- **WHAT TO DO**
Copy the listing below line for line, without changing a character, and leave out the picture.

- **SOURCE DATA**
════

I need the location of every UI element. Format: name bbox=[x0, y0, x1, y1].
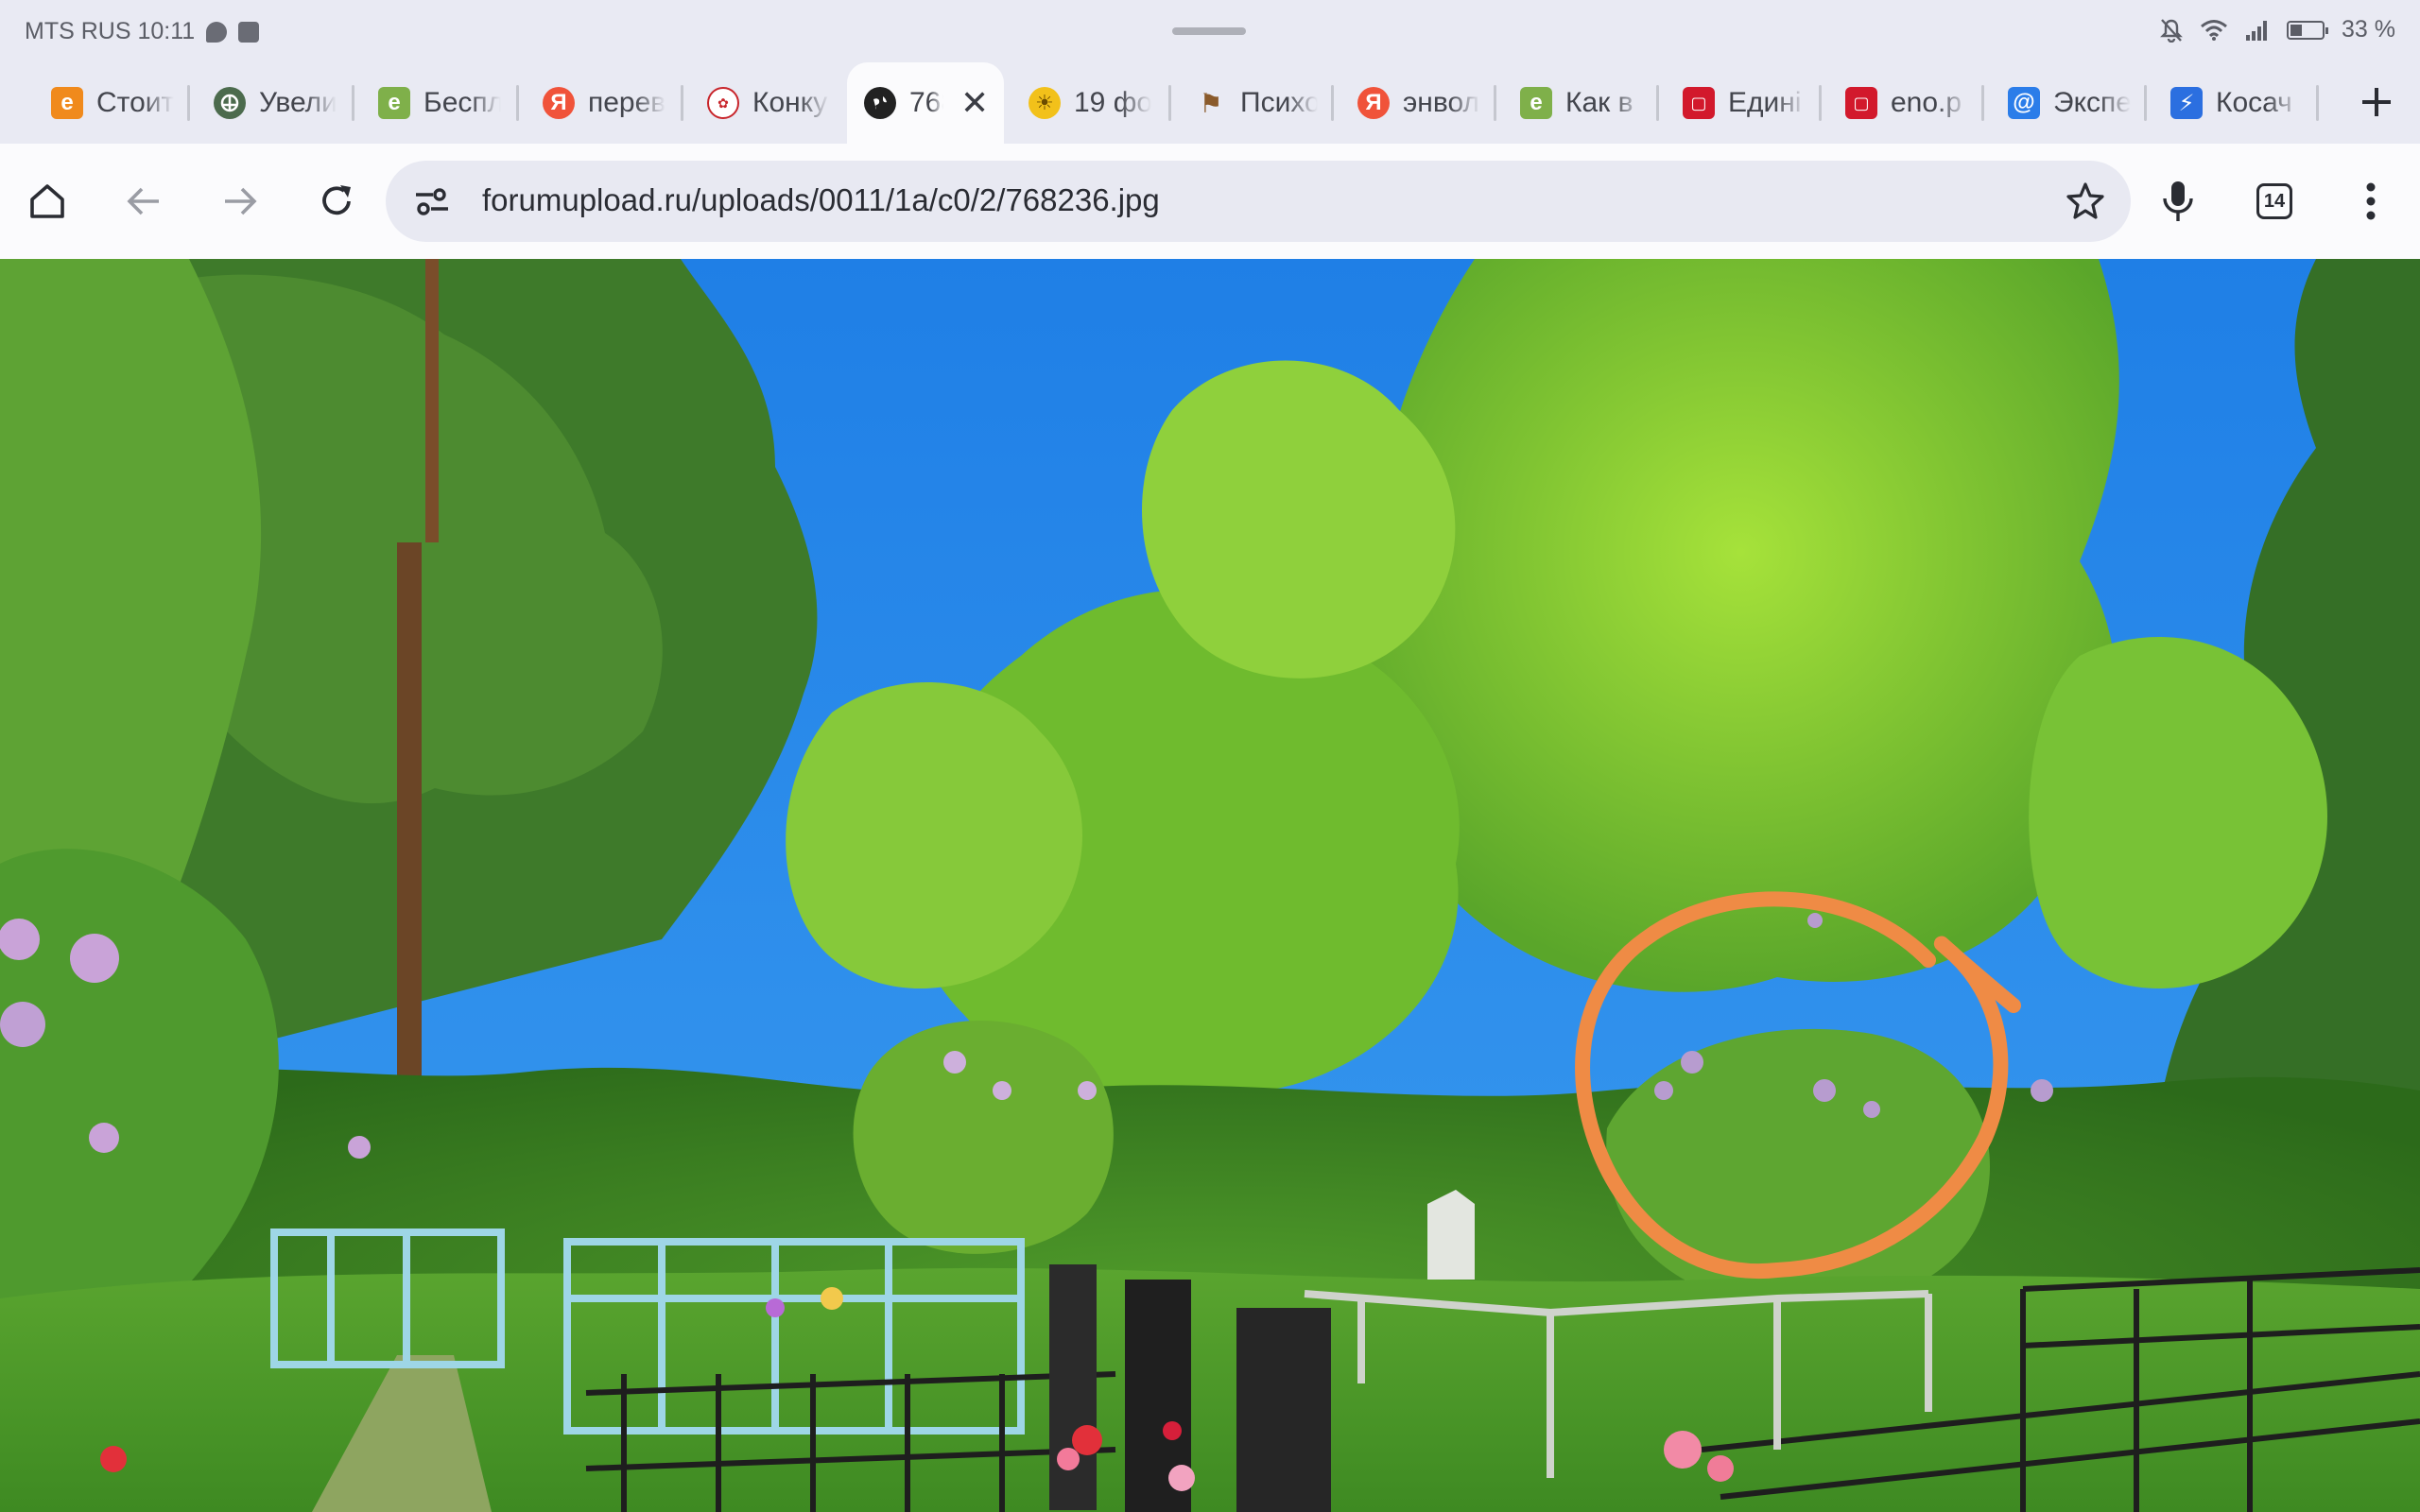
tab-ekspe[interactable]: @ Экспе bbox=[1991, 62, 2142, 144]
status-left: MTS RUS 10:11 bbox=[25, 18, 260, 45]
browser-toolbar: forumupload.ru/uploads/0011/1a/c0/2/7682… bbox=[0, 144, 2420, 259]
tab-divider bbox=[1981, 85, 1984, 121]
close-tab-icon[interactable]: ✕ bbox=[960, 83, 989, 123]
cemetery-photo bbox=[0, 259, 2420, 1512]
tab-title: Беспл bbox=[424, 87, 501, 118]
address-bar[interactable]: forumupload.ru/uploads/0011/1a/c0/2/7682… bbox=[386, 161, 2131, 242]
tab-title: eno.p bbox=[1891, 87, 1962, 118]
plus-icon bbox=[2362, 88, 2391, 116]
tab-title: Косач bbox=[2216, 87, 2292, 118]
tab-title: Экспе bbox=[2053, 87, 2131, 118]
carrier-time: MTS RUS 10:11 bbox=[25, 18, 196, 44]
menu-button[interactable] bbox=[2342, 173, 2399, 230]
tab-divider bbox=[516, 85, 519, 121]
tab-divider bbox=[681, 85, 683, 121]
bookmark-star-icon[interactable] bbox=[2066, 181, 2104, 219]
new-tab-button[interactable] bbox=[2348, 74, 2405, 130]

════

- **TASK ANSWER**
I need the location of every UI element. Format: name bbox=[x0, y0, x1, y1].
tab-ekspe[interactable]: @ Экспе bbox=[1991, 62, 2142, 144]
status-left: MTS RUS 10:11 bbox=[25, 18, 260, 45]
browser-toolbar: forumupload.ru/uploads/0011/1a/c0/2/7682… bbox=[0, 144, 2420, 259]
tab-divider bbox=[1981, 85, 1984, 121]
close-tab-icon[interactable]: ✕ bbox=[960, 83, 989, 123]
cemetery-photo bbox=[0, 259, 2420, 1512]
tab-title: Беспл bbox=[424, 87, 501, 118]
address-bar[interactable]: forumupload.ru/uploads/0011/1a/c0/2/7682… bbox=[386, 161, 2131, 242]
tab-title: eno.p bbox=[1891, 87, 1962, 118]
plus-icon bbox=[2362, 88, 2391, 116]
tab-title: Косач bbox=[2216, 87, 2292, 118]
tab-title: Экспе bbox=[2053, 87, 2131, 118]
carrier-time: MTS RUS 10:11 bbox=[25, 18, 196, 44]
menu-button[interactable] bbox=[2342, 173, 2399, 230]
tab-divider bbox=[516, 85, 519, 121]
tab-divider bbox=[681, 85, 683, 121]
bookmark-star-icon[interactable] bbox=[2066, 181, 2104, 219]
new-tab-button[interactable] bbox=[2348, 74, 2405, 130]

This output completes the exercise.